WHAT TO DO: Transcribe the data that follows precisely, omitting nothing.

EXCERPTED DATA:
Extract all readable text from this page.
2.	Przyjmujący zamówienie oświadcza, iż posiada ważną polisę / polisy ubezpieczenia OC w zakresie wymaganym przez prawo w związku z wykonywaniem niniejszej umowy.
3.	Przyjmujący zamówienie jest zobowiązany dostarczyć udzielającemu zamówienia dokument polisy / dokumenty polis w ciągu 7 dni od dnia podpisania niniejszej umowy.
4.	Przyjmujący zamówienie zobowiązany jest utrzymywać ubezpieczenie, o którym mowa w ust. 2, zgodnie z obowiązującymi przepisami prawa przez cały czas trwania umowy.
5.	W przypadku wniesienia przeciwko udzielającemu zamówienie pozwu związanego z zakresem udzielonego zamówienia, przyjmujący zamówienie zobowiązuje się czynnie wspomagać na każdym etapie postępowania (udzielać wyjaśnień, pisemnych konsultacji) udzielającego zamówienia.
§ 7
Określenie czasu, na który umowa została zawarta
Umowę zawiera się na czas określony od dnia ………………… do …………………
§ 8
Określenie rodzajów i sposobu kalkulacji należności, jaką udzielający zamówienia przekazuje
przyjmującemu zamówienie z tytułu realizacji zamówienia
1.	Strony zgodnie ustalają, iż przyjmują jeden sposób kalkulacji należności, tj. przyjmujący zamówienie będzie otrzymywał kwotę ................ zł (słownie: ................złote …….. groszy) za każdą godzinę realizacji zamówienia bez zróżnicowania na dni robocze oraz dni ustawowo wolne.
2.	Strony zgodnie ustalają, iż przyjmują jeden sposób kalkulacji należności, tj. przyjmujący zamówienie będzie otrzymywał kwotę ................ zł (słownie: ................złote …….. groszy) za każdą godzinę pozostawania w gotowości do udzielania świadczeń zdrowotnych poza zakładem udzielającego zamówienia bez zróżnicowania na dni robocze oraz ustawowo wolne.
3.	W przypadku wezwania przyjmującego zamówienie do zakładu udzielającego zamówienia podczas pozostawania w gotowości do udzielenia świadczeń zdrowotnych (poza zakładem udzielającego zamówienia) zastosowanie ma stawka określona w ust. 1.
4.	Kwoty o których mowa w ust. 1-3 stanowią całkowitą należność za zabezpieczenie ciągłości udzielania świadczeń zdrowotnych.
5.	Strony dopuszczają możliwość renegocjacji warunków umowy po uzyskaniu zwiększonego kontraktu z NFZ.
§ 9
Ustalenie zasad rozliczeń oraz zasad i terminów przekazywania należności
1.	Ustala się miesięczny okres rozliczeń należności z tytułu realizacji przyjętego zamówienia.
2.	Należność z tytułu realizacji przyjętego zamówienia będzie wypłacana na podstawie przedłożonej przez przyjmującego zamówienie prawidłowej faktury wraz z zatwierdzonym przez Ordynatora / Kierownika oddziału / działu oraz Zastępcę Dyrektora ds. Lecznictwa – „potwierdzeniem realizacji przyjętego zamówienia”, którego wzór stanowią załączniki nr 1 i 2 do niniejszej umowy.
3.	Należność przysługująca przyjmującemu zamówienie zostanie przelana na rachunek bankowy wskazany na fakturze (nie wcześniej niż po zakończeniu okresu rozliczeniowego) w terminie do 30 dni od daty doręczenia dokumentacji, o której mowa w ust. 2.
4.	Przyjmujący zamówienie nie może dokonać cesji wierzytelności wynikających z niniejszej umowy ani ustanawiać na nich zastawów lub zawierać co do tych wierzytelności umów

FINAL ANSWER:
Extract all readable text from this page.
2.	Przyjmujący zamówienie oświadcza, iż posiada ważną polisę / polisy ubezpieczenia OC w zakresie wymaganym przez prawo w związku z wykonywaniem niniejszej umowy.
3.	Przyjmujący zamówienie jest zobowiązany dostarczyć udzielającemu zamówienia dokument polisy / dokumenty polis w ciągu 7 dni od dnia podpisania niniejszej umowy.
4.	Przyjmujący zamówienie zobowiązany jest utrzymywać ubezpieczenie, o którym mowa w ust. 2, zgodnie z obowiązującymi przepisami prawa przez cały czas trwania umowy.
5.	W przypadku wniesienia przeciwko udzielającemu zamówienie pozwu związanego z zakresem udzielonego zamówienia, przyjmujący zamówienie zobowiązuje się czynnie wspomagać na każdym etapie postępowania (udzielać wyjaśnień, pisemnych konsultacji) udzielającego zamówienia.
§ 7
Określenie czasu, na który umowa została zawarta
Umowę zawiera się na czas określony od dnia ………………… do …………………
§ 8
Określenie rodzajów i sposobu kalkulacji należności, jaką udzielający zamówienia przekazuje
przyjmującemu zamówienie z tytułu realizacji zamówienia
1.	Strony zgodnie ustalają, iż przyjmują jeden sposób kalkulacji należności, tj. przyjmujący zamówienie będzie otrzymywał kwotę ................ zł (słownie: ................złote …….. groszy) za każdą godzinę realizacji zamówienia bez zróżnicowania na dni robocze oraz dni ustawowo wolne.
2.	Strony zgodnie ustalają, iż przyjmują jeden sposób kalkulacji należności, tj. przyjmujący zamówienie będzie otrzymywał kwotę ................ zł (słownie: ................złote …….. groszy) za każdą godzinę pozostawania w gotowości do udzielania świadczeń zdrowotnych poza zakładem udzielającego zamówienia bez zróżnicowania na dni robocze oraz ustawowo wolne.
3.	W przypadku wezwania przyjmującego zamówienie do zakładu udzielającego zamówienia podczas pozostawania w gotowości do udzielenia świadczeń zdrowotnych (poza zakładem udzielającego zamówienia) zastosowanie ma stawka określona w ust. 1.
4.	Kwoty o których mowa w ust. 1-3 stanowią całkowitą należność za zabezpieczenie ciągłości udzielania świadczeń zdrowotnych.
5.	Strony dopuszczają możliwość renegocjacji warunków umowy po uzyskaniu zwiększonego kontraktu z NFZ.
§ 9
Ustalenie zasad rozliczeń oraz zasad i terminów przekazywania należności
1.	Ustala się miesięczny okres rozliczeń należności z tytułu realizacji przyjętego zamówienia.
2.	Należność z tytułu realizacji przyjętego zamówienia będzie wypłacana na podstawie przedłożonej przez przyjmującego zamówienie prawidłowej faktury wraz z zatwierdzonym przez Ordynatora / Kierownika oddziału / działu oraz Zastępcę Dyrektora ds. Lecznictwa – „potwierdzeniem realizacji przyjętego zamówienia”, którego wzór stanowią załączniki nr 1 i 2 do niniejszej umowy.
3.	Należność przysługująca przyjmującemu zamówienie zostanie przelana na rachunek bankowy wskazany na fakturze (nie wcześniej niż po zakończeniu okresu rozliczeniowego) w terminie do 30 dni od daty doręczenia dokumentacji, o której mowa w ust. 2.
4.	Przyjmujący zamówienie nie może dokonać cesji wierzytelności wynikających z niniejszej umowy ani ustanawiać na nich zastawów lub zawierać co do tych wierzytelności umów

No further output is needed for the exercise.